[start Reading passage]
Using column aliases in HAVING (not supported in many databases — repeat the aggregate expression)

Confusing WHERE and HAVING — WHERE cannot reference aggregate functions

Forgetting that HAVING requires GROUP BY (in most databases — without GROUP BY, the entire table is one group)

Putting non-aggregate conditions in HAVING instead of WHERE (correct but inefficient)

Frequently Asked Questions

What is the difference between WHERE and HAVING in SQL?
WHERE filters individual rows BEFORE GROUP BY aggregation. HAVING filters groups AFTER GROUP BY aggregation. Use WHERE for row-level conditions (WHERE salary > 50000). Use HAVING for group-level conditions on aggregate functions (HAVING COUNT(*) > 5, HAVING SUM(sales) > 100000).
Can you use HAVING without GROUP BY?
[end Reading passage]
▶ Stated exercise A
In the listing, rewrite the lines between the one holding "245, 170, 263]" and the one holding "280, 402, 299]", inclusive, changing "total-percent" to "sum-percent" and leaving everything else untouched.
The SQL text and the listing that follows it are unrelated.
[start Information given]
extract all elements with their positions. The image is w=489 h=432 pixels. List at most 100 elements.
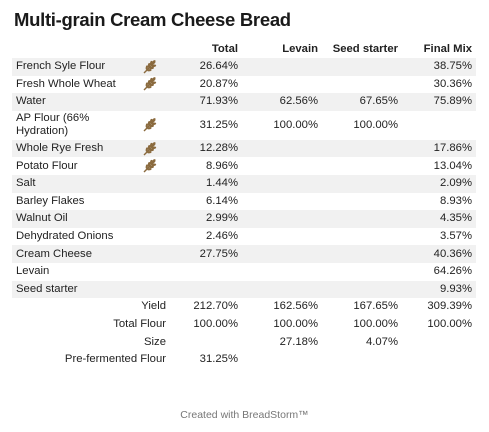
flour-icon-cell	[130, 245, 170, 263]
column-header-total: Total	[211, 42, 238, 55]
ingredient-row-levain: Levain 64.26%	[12, 263, 476, 281]
seed-starter-percent	[322, 174, 402, 193]
ingredient-row-barley-flakes: Barley Flakes 6.14% 8.93%	[12, 193, 476, 211]
ingredient-name: Walnut Oil	[12, 210, 130, 228]
wheat-icon	[142, 77, 158, 91]
flour-icon-cell	[130, 93, 170, 111]
total-percent	[170, 280, 242, 299]
final-mix-percent	[402, 111, 476, 140]
final-mix-percent: 309.39%	[402, 298, 476, 316]
total-percent: 1.44%	[170, 174, 242, 193]
ingredient-row-whole-rye-fresh: Whole Rye Fresh 12.28% 17.86%	[12, 139, 476, 158]
ingredient-row-water: Water 71.93% 62.56% 67.65% 75.89%	[12, 93, 476, 111]
flour-icon-cell	[130, 210, 170, 228]
total-percent: 100.00%	[170, 315, 242, 334]
ingredient-name: Cream Cheese	[12, 245, 130, 263]
total-percent: 2.46%	[205, 230, 238, 243]
seed-starter-percent: 100.00%	[322, 315, 402, 334]
flour-icon-cell	[130, 76, 170, 94]
levain-percent: 62.56%	[242, 93, 322, 111]
wheat-icon	[142, 159, 158, 173]
summary-label: Yield	[12, 298, 170, 316]
ingredient-row-french-syle-flour: French Syle Flour 26.64% 38.75%	[12, 58, 476, 76]
seed-starter-percent: 4.07%	[322, 333, 402, 351]
ingredient-name: Potato Flour	[16, 159, 78, 172]
final-mix-percent: 4.35%	[402, 210, 476, 228]
ingredient-row-seed-starter: Seed starter 9.93%	[12, 280, 476, 299]
final-mix-percent	[402, 350, 476, 369]
ingredient-name: Whole Rye Fresh	[12, 139, 130, 158]
ingredient-row-cream-cheese: Cream Cheese 27.75% 40.36%	[12, 245, 476, 263]
summary-row-yield: Yield 212.70% 162.56% 167.65% 309.39%	[12, 298, 476, 316]
total-percent	[170, 333, 242, 351]
ingredient-name: Water	[12, 93, 130, 111]
levain-percent	[242, 245, 322, 263]
seed-starter-percent	[322, 139, 402, 158]
summary-row-pre-fermented-flour: Pre-fermented Flour 31.25%	[12, 350, 476, 369]
final-mix-percent: 8.93%	[439, 194, 472, 207]
total-percent: 20.87%	[199, 77, 238, 90]
total-percent: 8.96%	[205, 159, 238, 172]
seed-starter-percent: 100.00%	[353, 118, 398, 131]
seed-starter-percent	[322, 280, 402, 299]
final-mix-percent: 13.04%	[433, 159, 472, 172]
flour-icon-cell	[130, 193, 170, 211]
ingredient-row-fresh-whole-wheat: Fresh Whole Wheat 20.87% 30.36%	[12, 76, 476, 94]
ingredient-name: Dehydrated Onions	[16, 230, 114, 243]
flour-icon-cell	[130, 228, 170, 246]
total-percent: 27.75%	[170, 245, 242, 263]
total-percent: 31.25%	[199, 118, 238, 131]
levain-percent	[242, 280, 322, 299]
formula-table: Total Levain Seed starter Final Mix Fren…	[12, 40, 476, 369]
summary-body: Yield 212.70% 162.56% 167.65% 309.39% Total F…	[12, 298, 476, 369]
seed-starter-percent	[322, 193, 402, 211]
flour-icon-cell	[130, 280, 170, 299]
total-percent: 6.14%	[205, 194, 238, 207]
levain-percent	[242, 193, 322, 211]
seed-starter-percent	[322, 245, 402, 263]
levain-percent	[242, 350, 322, 369]
header-spacer	[12, 40, 130, 58]
final-mix-percent: 9.93%	[402, 280, 476, 299]
levain-percent: 27.18%	[242, 333, 322, 351]
total-percent: 31.25%	[170, 350, 242, 369]
ingredient-name: French Syle Flour	[12, 58, 130, 76]
levain-percent	[242, 210, 322, 228]
levain-percent: 100.00%	[242, 315, 322, 334]
levain-percent	[242, 228, 322, 246]
total-percent: 12.28%	[170, 139, 242, 158]
column-header-seed-starter: Seed starter	[332, 42, 398, 55]
levain-percent	[242, 76, 322, 94]
recipe-title: Multi-grain Cream Cheese Bread	[14, 9, 291, 30]
ingredient-row-dehydrated-onions: Dehydrated Onions 2.46% 3.57%	[12, 228, 476, 246]
final-mix-percent: 17.86%	[402, 139, 476, 158]
summary-row-total-flour: Total Flour 100.00% 100.00% 100.00% 100.00%	[12, 315, 476, 334]
seed-starter-percent: 67.65%	[322, 93, 402, 111]
levain-percent	[242, 174, 322, 193]
summary-label: Size	[12, 333, 170, 351]
final-mix-percent: 38.75%	[402, 58, 476, 76]
total-percent: 2.99%	[170, 210, 242, 228]
final-mix-percent	[402, 333, 476, 351]
seed-starter-percent	[322, 157, 402, 175]
column-header-final-mix: Final Mix	[423, 42, 472, 55]
seed-starter-percent	[322, 58, 402, 76]
ingredient-name: Seed starter	[12, 280, 130, 299]
total-percent: 212.70%	[170, 298, 242, 316]
flour-icon-cell	[130, 139, 170, 158]
ingredient-name: Levain	[16, 265, 50, 278]
column-header-levain: Levain	[282, 42, 318, 55]
ingredient-row-walnut-oil: Walnut Oil 2.99% 4.35%	[12, 210, 476, 228]
header-spacer	[130, 40, 170, 58]
levain-percent: 162.56%	[242, 298, 322, 316]
flour-icon-cell	[130, 111, 170, 140]
seed-starter-percent	[322, 228, 402, 246]
flour-icon-cell	[130, 174, 170, 193]
ingredient-row-potato-flour: Potato Flour 8.96% 13.04%	[12, 157, 476, 175]
flour-icon-cell	[130, 263, 170, 281]
final-mix-percent: 2.09%	[402, 174, 476, 193]
flour-icon-cell	[130, 58, 170, 76]
levain-percent	[242, 139, 322, 158]
final-mix-percent: 64.26%	[433, 265, 472, 278]
final-mix-percent: 30.36%	[433, 77, 472, 90]
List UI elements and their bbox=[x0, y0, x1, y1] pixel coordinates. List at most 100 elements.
[end Information given]
▶ Stated exercise B
Write the next part of the piece on WHERE and HAVING in SQL.

▶ Output A
flour-icon-cell	[130, 245, 170, 263]
column-header-total: Total	[211, 42, 238, 55]
ingredient-row-levain: Levain 64.26%	[12, 263, 476, 281]
seed-starter-percent	[322, 174, 402, 193]
ingredient-row-barley-flakes: Barley Flakes 6.14% 8.93%	[12, 193, 476, 211]
ingredient-name: Walnut Oil	[12, 210, 130, 228]
wheat-icon	[142, 77, 158, 91]
flour-icon-cell	[130, 93, 170, 111]
sum-percent	[170, 280, 242, 299]
final-mix-percent	[402, 111, 476, 140]
final-mix-percent: 309.39%	[402, 298, 476, 316]
sum-percent: 1.44%	[170, 174, 242, 193]
ingredient-row-whole-rye-fresh: Whole Rye Fresh 12.28% 17.86%	[12, 139, 476, 158]
ingredient-row-water: Water 71.93% 62.56% 67.65% 75.89%	[12, 93, 476, 111]
flour-icon-cell	[130, 210, 170, 228]
sum-percent: 100.00%	[170, 315, 242, 334]
ingredient-name: Cream Cheese	[12, 245, 130, 263]
sum-percent: 2.46%	[205, 230, 238, 243]
seed-starter-percent: 100.00%	[322, 315, 402, 334]
flour-icon-cell	[130, 76, 170, 94]
levain-percent: 62.56%	[242, 93, 322, 111]
wheat-icon	[142, 159, 158, 173]
summary-label: Yield	[12, 298, 170, 316]
ingredient-row-french-syle-flour: French Syle Flour 26.64% 38.75%	[12, 58, 476, 76]
seed-starter-percent: 4.07%	[322, 333, 402, 351]
ingredient-name: Potato Flour	[16, 159, 78, 172]
final-mix-percent: 4.35%	[402, 210, 476, 228]
ingredient-row-seed-starter: Seed starter 9.93%	[12, 280, 476, 299]
final-mix-percent	[402, 350, 476, 369]
ingredient-name: Whole Rye Fresh	[12, 139, 130, 158]
ingredient-row-cream-cheese: Cream Cheese 27.75% 40.36%	[12, 245, 476, 263]
summary-row-yield: Yield 212.70% 162.56% 167.65% 309.39%	[12, 298, 476, 316]
sum-percent	[170, 333, 242, 351]
ingredient-name: Water	[12, 93, 130, 111]
levain-percent	[242, 245, 322, 263]
seed-starter-percent	[322, 139, 402, 158]
summary-row-pre-fermented-flour: Pre-fermented Flour 31.25%	[12, 350, 476, 369]
final-mix-percent: 8.93%	[439, 194, 472, 207]
sum-percent: 20.87%	[199, 77, 238, 90]
sum-percent: 8.96%	[205, 159, 238, 172]
seed-starter-percent: 100.00%	[353, 118, 398, 131]
seed-starter-percent	[322, 280, 402, 299]

▶ Output B
Technically yes in some databases. Without GROUP BY, the entire table is treated as a single group. HAVING COUNT(*) > 100 would return the entire result if the table has more than 100 rows. However, this is rarely useful and usually indicates a logic error.
Can HAVING reference column aliases?
Most databases do NOT allow HAVING to reference SELECT aliases. You must repeat the aggregate expression. Exception: MySQL and some others allow it. Safe universal approach: HAVING SUM(amount) > 1000 (repeat expression) rather than HAVING total_amount > 1000 (alias).